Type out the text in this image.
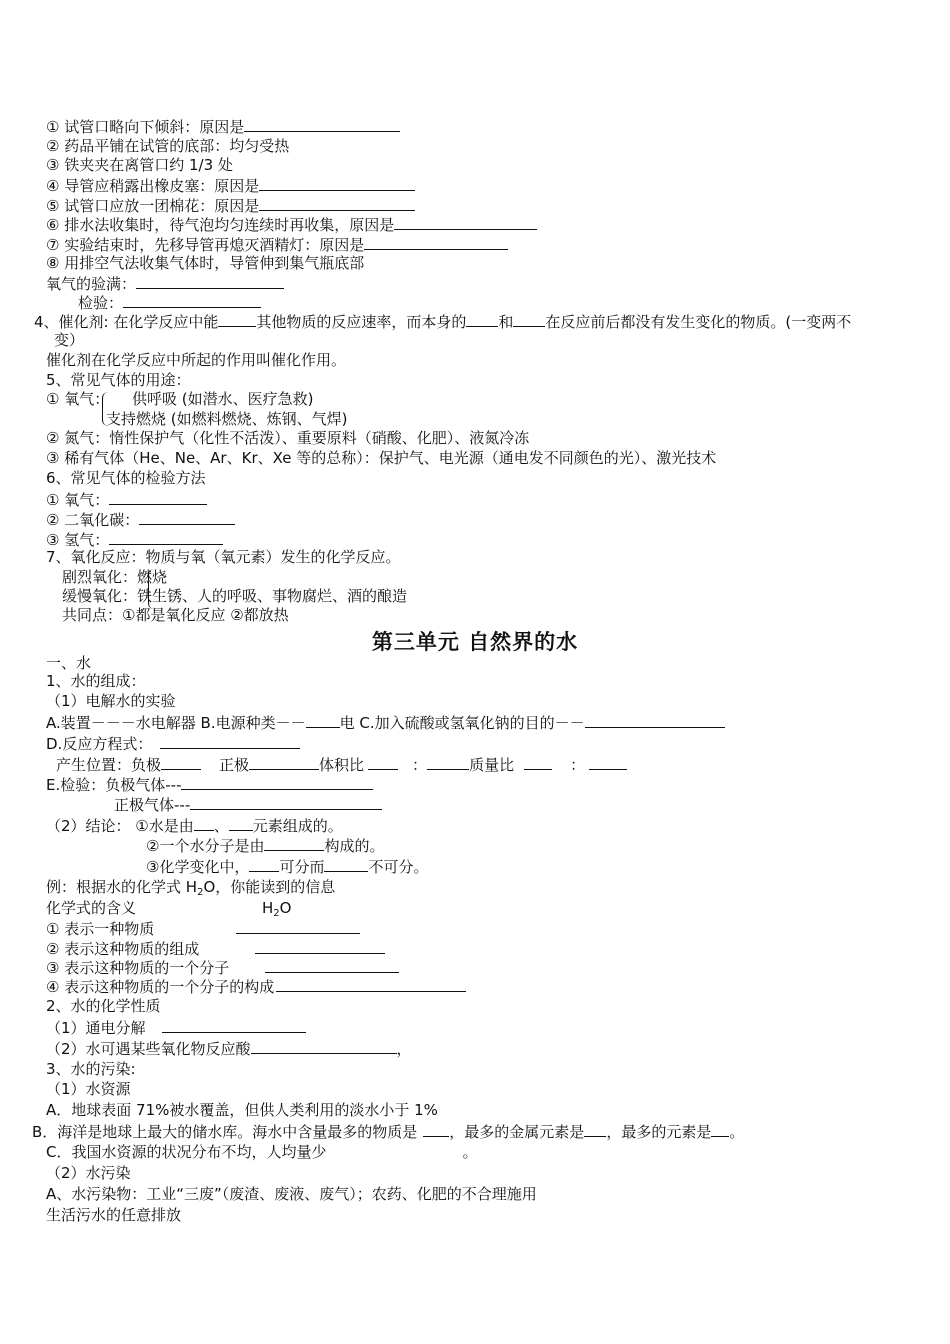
① 试管口略向下倾斜：原因是
② 药品平铺在试管的底部：均匀受热
③ 铁夹夹在离管口约 1/3 处
④ 导管应稍露出橡皮塞：原因是
⑤ 试管口应放一团棉花：原因是
⑥ 排水法收集时，待气泡均匀连续时再收集，原因是
⑦ 实验结束时，先移导管再熄灭酒精灯：原因是
⑧ 用排空气法收集气体时，导管伸到集气瓶底部
氧气的验满：
检验：
4、催化剂: 在化学反应中能	其他物质的反应速率，而本身的 和 在反应前后都没有发生变化的物质。(一变两不
变）
催化剂在化学反应中所起的作用叫催化作用。
5、常见气体的用途：
① 氧气： 供呼吸 (如潜水、医疗急救)
支持燃烧 (如燃料燃烧、炼钢、气焊)
② 氮气：惰性保护气（化性不活泼）、重要原料（硝酸、化肥）、液氮冷冻
③ 稀有气体（He、Ne、Ar、Kr、Xe 等的总称）：保护气、电光源（通电发不同颜色的光）、激光技术
6、常见气体的检验方法
① 氧气：
② 二氧化碳：
③ 氢气：
7、氧化反应：物质与氧（氧元素）发生的化学反应。
剧烈氧化：燃烧
缓慢氧化：铁生锈、人的呼吸、事物腐烂、酒的酿造
共同点：①都是氧化反应 ②都放热
第三单元 自然界的水
一、水
1、水的组成：
（1）电解水的实验
A.装置－－－水电解器 B.电源种类－－ 电 C.加入硫酸或氢氧化钠的目的－－
D.反应方程式：
产生位置：负极	正极	体积比	：	质量比	：
E.检验：负极气体---
正极气体---
（2）结论： ①水是由 、 元素组成的。
②一个水分子是由	构成的。
③化学变化中， 可分而	不可分。
例：根据水的化学式 $H_2O$，你能读到的信息
化学式的含义	$H_2O$
① 表示一种物质
② 表示这种物质的组成
③ 表示这种物质的一个分子
④ 表示这种物质的一个分子的构成
2、水的化学性质
（1）通电分解
（2）水可遇某些氧化物反应酸	，
3、水的污染:
（1）水资源
A．地球表面 71%被水覆盖，但供人类利用的淡水小于 1%
B．海洋是地球上最大的储水库。海水中含量最多的物质是 ，最多的金属元素是 ，最多的元素是 。
C．我国水资源的状况分布不均，人均量少	。
（2）水污染
A、水污染物：工业“三废”（废渣、废液、废气）；农药、化肥的不合理施用
生活污水的任意排放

◇ ◇ ◇ ◇ ◇

Generate a word-for-word copy of the preceding records, excluding all pictures.

> _Response to the exercise_:
Type out the text in this image.
① 试管口略向下倾斜：原因是
② 药品平铺在试管的底部：均匀受热
③ 铁夹夹在离管口约 1/3 处
④ 导管应稍露出橡皮塞：原因是
⑤ 试管口应放一团棉花：原因是
⑥ 排水法收集时，待气泡均匀连续时再收集，原因是
⑦ 实验结束时，先移导管再熄灭酒精灯：原因是
⑧ 用排空气法收集气体时，导管伸到集气瓶底部
氧气的验满：
检验：
4、催化剂: 在化学反应中能	其他物质的反应速率，而本身的 和 在反应前后都没有发生变化的物质。(一变两不
变）
催化剂在化学反应中所起的作用叫催化作用。
5、常见气体的用途：
① 氧气： 供呼吸 (如潜水、医疗急救)
支持燃烧 (如燃料燃烧、炼钢、气焊)
② 氮气：惰性保护气（化性不活泼）、重要原料（硝酸、化肥）、液氮冷冻
③ 稀有气体（He、Ne、Ar、Kr、Xe 等的总称）：保护气、电光源（通电发不同颜色的光）、激光技术
6、常见气体的检验方法
① 氧气：
② 二氧化碳：
③ 氢气：
7、氧化反应：物质与氧（氧元素）发生的化学反应。
剧烈氧化：燃烧
缓慢氧化：铁生锈、人的呼吸、事物腐烂、酒的酿造
共同点：①都是氧化反应 ②都放热
第三单元 自然界的水
一、水
1、水的组成：
（1）电解水的实验
A.装置－－－水电解器 B.电源种类－－ 电 C.加入硫酸或氢氧化钠的目的－－
D.反应方程式：
产生位置：负极	正极	体积比	：	质量比	：
E.检验：负极气体---
正极气体---
（2）结论： ①水是由 、 元素组成的。
②一个水分子是由	构成的。
③化学变化中， 可分而	不可分。
例：根据水的化学式 $H_2O$，你能读到的信息
化学式的含义	$H_2O$
① 表示一种物质
② 表示这种物质的组成
③ 表示这种物质的一个分子
④ 表示这种物质的一个分子的构成
2、水的化学性质
（1）通电分解
（2）水可遇某些氧化物反应酸	，
3、水的污染:
（1）水资源
A．地球表面 71%被水覆盖，但供人类利用的淡水小于 1%
B．海洋是地球上最大的储水库。海水中含量最多的物质是 ，最多的金属元素是 ，最多的元素是 。
C．我国水资源的状况分布不均，人均量少	。
（2）水污染
A、水污染物：工业“三废”（废渣、废液、废气）；农药、化肥的不合理施用
生活污水的任意排放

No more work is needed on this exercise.